_EXTRACTED ENTRIES_
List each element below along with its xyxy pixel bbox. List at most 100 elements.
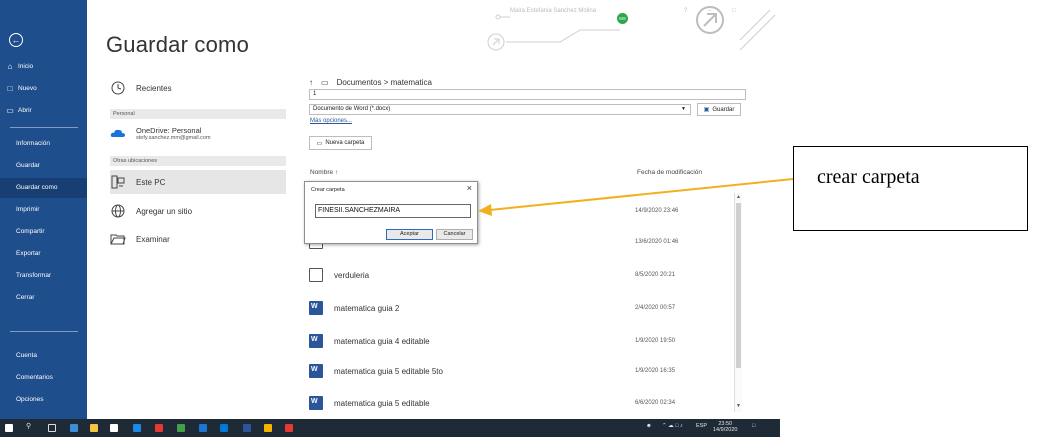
list-item[interactable]: verduleria 8/5/2020 20:21 (309, 263, 734, 287)
tray-icons[interactable]: ⌃ ☁ □ ♪ (662, 423, 683, 429)
sidebar-item-abrir[interactable]: ▭ Abrir (6, 106, 32, 115)
place-agregar-sitio[interactable]: Agregar un sitio (110, 203, 192, 219)
page-title: Guardar como (106, 32, 250, 57)
file-name: verduleria (334, 270, 370, 280)
cancel-button[interactable]: Cancelar (436, 229, 473, 240)
scroll-up-icon[interactable]: ▲ (735, 194, 742, 200)
word-document-icon (309, 301, 323, 315)
place-label: Examinar (136, 234, 170, 244)
column-header-name-label: Nombre (310, 169, 334, 176)
chevron-down-icon: ▼ (681, 106, 686, 112)
save-button-label: Guardar (712, 106, 735, 113)
file-date: 14/9/2020 23:46 (635, 208, 679, 214)
file-date: 1/9/2020 19:50 (635, 338, 676, 344)
sidebar-item-guardar[interactable]: Guardar (0, 156, 87, 176)
place-este-pc[interactable]: Este PC (110, 174, 165, 190)
up-arrow-icon[interactable]: ↑ (309, 78, 313, 87)
sidebar-item-opciones[interactable]: Opciones (0, 390, 87, 410)
avatar[interactable]: MS (617, 13, 628, 24)
place-onedrive[interactable]: OneDrive: Personal stefy.sanchez.mm@gmai… (110, 125, 211, 141)
filetype-value: Documento de Word (*.docx) (313, 106, 391, 112)
scroll-down-icon[interactable]: ▼ (735, 403, 742, 409)
acrobat-icon[interactable] (285, 424, 293, 432)
people-icon[interactable]: ☻ (646, 423, 652, 429)
sidebar-item-guardar-como[interactable]: Guardar como (0, 178, 87, 198)
open-folder-icon: ▭ (6, 106, 14, 115)
app-icon[interactable] (177, 424, 185, 432)
column-header-date[interactable]: Fecha de modificación (637, 169, 702, 176)
word-backstage-screenshot: ← ⌂ Inicio □ Nuevo ▭ Abrir Información G… (0, 0, 780, 437)
language-indicator[interactable]: ESP (696, 423, 707, 429)
word-icon[interactable] (243, 424, 251, 432)
breadcrumb-path[interactable]: Documentos > matematica (337, 78, 432, 87)
home-icon: ⌂ (7, 62, 13, 71)
place-recientes[interactable]: Recientes (110, 80, 172, 96)
place-label: Agregar un sitio (136, 206, 193, 216)
file-date: 13/6/2020 01:46 (635, 239, 679, 245)
filename-input[interactable]: 1 (309, 89, 746, 100)
save-button[interactable]: ▣ Guardar (697, 103, 741, 116)
sidebar-item-exportar[interactable]: Exportar (0, 244, 87, 264)
sidebar-item-label: Inicio (18, 63, 34, 70)
back-arrow-icon[interactable]: ← (9, 33, 23, 47)
close-icon[interactable]: × (467, 183, 472, 193)
sidebar-divider (10, 331, 78, 332)
sidebar-item-imprimir[interactable]: Imprimir (0, 200, 87, 220)
file-name: matematica guia 5 editable (334, 398, 430, 408)
sort-up-arrow-icon: ↑ (334, 169, 339, 176)
task-view-icon[interactable] (48, 424, 56, 432)
titlebar-user-name[interactable]: Maira Estefania Sanchez Molina (510, 8, 596, 14)
sidebar-item-cuenta[interactable]: Cuenta (0, 346, 87, 366)
clock[interactable]: 23:50 14/9/2020 (713, 421, 737, 433)
restore-icon[interactable]: □ (732, 8, 736, 14)
app-icon[interactable] (90, 424, 98, 432)
onedrive-email: stefy.sanchez.mm@gmail.com (136, 134, 211, 141)
sidebar-item-cerrar[interactable]: Cerrar (0, 288, 87, 308)
file-date: 2/4/2020 00:57 (635, 305, 676, 311)
clock-date: 14/9/2020 (713, 427, 738, 433)
windows-taskbar: ⚲ ☻ ⌃ ☁ □ ♪ ESP 23:50 14/9/2020 □ (0, 419, 780, 437)
app-icon[interactable] (199, 424, 207, 432)
file-list-scrollbar[interactable]: ▲ ▼ (734, 193, 742, 412)
sidebar-item-informacion[interactable]: Información (0, 134, 87, 154)
store-icon[interactable] (110, 424, 118, 432)
folder-name-input[interactable]: FINESII.SANCHEZMAIRA (315, 204, 471, 218)
onedrive-name: OneDrive: Personal (136, 125, 202, 135)
new-folder-label: Nueva carpeta (325, 140, 365, 146)
file-date: 1/9/2020 16:35 (635, 368, 676, 374)
start-icon[interactable] (5, 424, 13, 432)
new-document-icon: □ (7, 84, 13, 93)
list-item[interactable]: matematica guia 2 2/4/2020 00:57 (309, 296, 734, 320)
file-name: matematica guia 5 editable 5to (334, 366, 443, 376)
mail-icon[interactable] (220, 424, 228, 432)
sidebar-item-compartir[interactable]: Compartir (0, 222, 87, 242)
sidebar-item-inicio[interactable]: ⌂ Inicio (6, 62, 34, 71)
sidebar-item-nuevo[interactable]: □ Nuevo (6, 84, 37, 93)
new-folder-button[interactable]: ▭ Nueva carpeta (309, 136, 372, 150)
list-item[interactable]: matematica guia 5 editable 5to 1/9/2020 … (309, 359, 734, 383)
callout-text: crear carpeta (817, 166, 920, 188)
minimize-icon[interactable]: – (708, 8, 711, 14)
search-icon[interactable]: ⚲ (26, 422, 31, 430)
scrollbar-thumb[interactable] (736, 203, 741, 368)
filetype-select[interactable]: Documento de Word (*.docx) ▼ (309, 104, 691, 115)
globe-add-icon (110, 203, 126, 219)
app-icon[interactable] (70, 424, 78, 432)
dropbox-icon[interactable] (133, 424, 141, 432)
section-otras-ubicaciones: Otras ubicaciones (110, 156, 286, 166)
chrome-icon[interactable] (264, 424, 272, 432)
clock-icon (110, 80, 126, 96)
help-button[interactable]: ? (684, 8, 687, 14)
file-date: 6/6/2020 02:34 (635, 400, 676, 406)
list-item[interactable]: matematica guia 4 editable 1/9/2020 19:5… (309, 329, 734, 353)
more-options-link[interactable]: Más opciones... (310, 118, 352, 124)
column-header-name[interactable]: Nombre ↑ (310, 169, 338, 176)
place-examinar[interactable]: Examinar (110, 231, 170, 247)
sidebar-item-label: Abrir (18, 107, 32, 114)
app-icon[interactable] (155, 424, 163, 432)
notifications-icon[interactable]: □ (752, 423, 755, 429)
sidebar-item-transformar[interactable]: Transformar (0, 266, 87, 286)
list-item[interactable]: matematica guia 5 editable 6/6/2020 02:3… (309, 391, 734, 415)
sidebar-item-comentarios[interactable]: Comentarios (0, 368, 87, 388)
accept-button[interactable]: Aceptar (386, 229, 433, 240)
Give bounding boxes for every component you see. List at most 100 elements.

_STATED GOAL_
Please copy all of the lines above word for word, omitting the picture.

_FULL RESPONSE_
List each element below along with its xyxy pixel bbox. List at most 100 elements.
list-item[interactable]: verduleria 8/5/2020 20:21 (309, 263, 734, 287)
tray-icons[interactable]: ⌃ ☁ □ ♪ (662, 423, 683, 429)
sidebar-item-abrir[interactable]: ▭ Abrir (6, 106, 32, 115)
place-agregar-sitio[interactable]: Agregar un sitio (110, 203, 192, 219)
page-title: Guardar como (106, 32, 250, 57)
file-name: verduleria (334, 270, 370, 280)
cancel-button[interactable]: Cancelar (436, 229, 473, 240)
scroll-up-icon[interactable]: ▲ (735, 194, 742, 200)
word-document-icon (309, 301, 323, 315)
place-label: Examinar (136, 234, 170, 244)
column-header-name-label: Nombre (310, 169, 334, 176)
chevron-down-icon: ▼ (681, 106, 686, 112)
save-button-label: Guardar (712, 106, 735, 113)
file-date: 14/9/2020 23:46 (635, 208, 679, 214)
file-date: 1/9/2020 19:50 (635, 338, 676, 344)
sidebar-item-guardar[interactable]: Guardar (0, 156, 87, 176)
place-este-pc[interactable]: Este PC (110, 174, 165, 190)
up-arrow-icon[interactable]: ↑ (309, 78, 313, 87)
sidebar-item-opciones[interactable]: Opciones (0, 390, 87, 410)
avatar[interactable]: MS (617, 13, 628, 24)
place-onedrive[interactable]: OneDrive: Personal stefy.sanchez.mm@gmai… (110, 125, 211, 141)
filetype-value: Documento de Word (*.docx) (313, 106, 391, 112)
scroll-down-icon[interactable]: ▼ (735, 403, 742, 409)
acrobat-icon[interactable] (285, 424, 293, 432)
people-icon[interactable]: ☻ (646, 423, 652, 429)
sidebar-item-guardar-como[interactable]: Guardar como (0, 178, 87, 198)
open-folder-icon: ▭ (6, 106, 14, 115)
app-icon[interactable] (177, 424, 185, 432)
column-header-date[interactable]: Fecha de modificación (637, 169, 702, 176)
word-backstage-screenshot: ← ⌂ Inicio □ Nuevo ▭ Abrir Información G… (0, 0, 780, 437)
language-indicator[interactable]: ESP (696, 423, 707, 429)
word-icon[interactable] (243, 424, 251, 432)
breadcrumb-path[interactable]: Documentos > matematica (337, 78, 432, 87)
home-icon: ⌂ (7, 62, 13, 71)
place-recientes[interactable]: Recientes (110, 80, 172, 96)
place-label: Agregar un sitio (136, 206, 193, 216)
file-date: 13/6/2020 01:46 (635, 239, 679, 245)
filename-input[interactable]: 1 (309, 89, 746, 100)
save-button[interactable]: ▣ Guardar (697, 103, 741, 116)
sidebar-item-exportar[interactable]: Exportar (0, 244, 87, 264)
sidebar-item-label: Inicio (18, 63, 34, 70)
back-arrow-icon[interactable]: ← (9, 33, 23, 47)
close-icon[interactable]: × (467, 183, 472, 193)
sidebar-divider (10, 331, 78, 332)
sidebar-item-imprimir[interactable]: Imprimir (0, 200, 87, 220)
file-name: matematica guia 5 editable (334, 398, 430, 408)
sort-up-arrow-icon: ↑ (334, 169, 339, 176)
task-view-icon[interactable] (48, 424, 56, 432)
titlebar-user-name[interactable]: Maira Estefania Sanchez Molina (510, 8, 596, 14)
sidebar-item-cuenta[interactable]: Cuenta (0, 346, 87, 366)
clock[interactable]: 23:50 14/9/2020 (713, 421, 737, 433)
restore-icon[interactable]: □ (732, 8, 736, 14)
app-icon[interactable] (90, 424, 98, 432)
onedrive-email: stefy.sanchez.mm@gmail.com (136, 134, 211, 141)
sidebar-item-cerrar[interactable]: Cerrar (0, 288, 87, 308)
file-date: 2/4/2020 00:57 (635, 305, 676, 311)
clock-date: 14/9/2020 (713, 427, 738, 433)
windows-taskbar: ⚲ ☻ ⌃ ☁ □ ♪ ESP 23:50 14/9/2020 □ (0, 419, 780, 437)
app-icon[interactable] (199, 424, 207, 432)
file-list-scrollbar[interactable]: ▲ ▼ (734, 193, 742, 412)
sidebar-item-informacion[interactable]: Información (0, 134, 87, 154)
store-icon[interactable] (110, 424, 118, 432)
folder-name-input[interactable]: FINESII.SANCHEZMAIRA (315, 204, 471, 218)
onedrive-name: OneDrive: Personal (136, 125, 202, 135)
new-folder-label: Nueva carpeta (325, 140, 365, 146)
file-date: 1/9/2020 16:35 (635, 368, 676, 374)
start-icon[interactable] (5, 424, 13, 432)
new-document-icon: □ (7, 84, 13, 93)
list-item[interactable]: matematica guia 2 2/4/2020 00:57 (309, 296, 734, 320)
file-name: matematica guia 5 editable 5to (334, 366, 443, 376)
mail-icon[interactable] (220, 424, 228, 432)
sidebar-item-compartir[interactable]: Compartir (0, 222, 87, 242)
sidebar-item-inicio[interactable]: ⌂ Inicio (6, 62, 34, 71)
sidebar-item-nuevo[interactable]: □ Nuevo (6, 84, 37, 93)
new-folder-button[interactable]: ▭ Nueva carpeta (309, 136, 372, 150)
list-item[interactable]: matematica guia 5 editable 5to 1/9/2020 … (309, 359, 734, 383)
callout-text: crear carpeta (817, 166, 920, 188)
minimize-icon[interactable]: – (708, 8, 711, 14)
search-icon[interactable]: ⚲ (26, 422, 31, 430)
scrollbar-thumb[interactable] (736, 203, 741, 368)
filetype-select[interactable]: Documento de Word (*.docx) ▼ (309, 104, 691, 115)
globe-add-icon (110, 203, 126, 219)
app-icon[interactable] (70, 424, 78, 432)
dropbox-icon[interactable] (133, 424, 141, 432)
section-otras-ubicaciones: Otras ubicaciones (110, 156, 286, 166)
chrome-icon[interactable] (264, 424, 272, 432)
clock-icon (110, 80, 126, 96)
help-button[interactable]: ? (684, 8, 687, 14)
file-date: 6/6/2020 02:34 (635, 400, 676, 406)
list-item[interactable]: matematica guia 4 editable 1/9/2020 19:5… (309, 329, 734, 353)
more-options-link[interactable]: Más opciones... (310, 118, 352, 124)
column-header-name[interactable]: Nombre ↑ (310, 169, 338, 176)
place-examinar[interactable]: Examinar (110, 231, 170, 247)
sidebar-item-label: Abrir (18, 107, 32, 114)
app-icon[interactable] (155, 424, 163, 432)
notifications-icon[interactable]: □ (752, 423, 755, 429)
sidebar-item-transformar[interactable]: Transformar (0, 266, 87, 286)
list-item[interactable]: matematica guia 5 editable 6/6/2020 02:3… (309, 391, 734, 415)
sidebar-item-comentarios[interactable]: Comentarios (0, 368, 87, 388)
accept-button[interactable]: Aceptar (386, 229, 433, 240)
Give bounding boxes for every component you see. List at most 100 elements.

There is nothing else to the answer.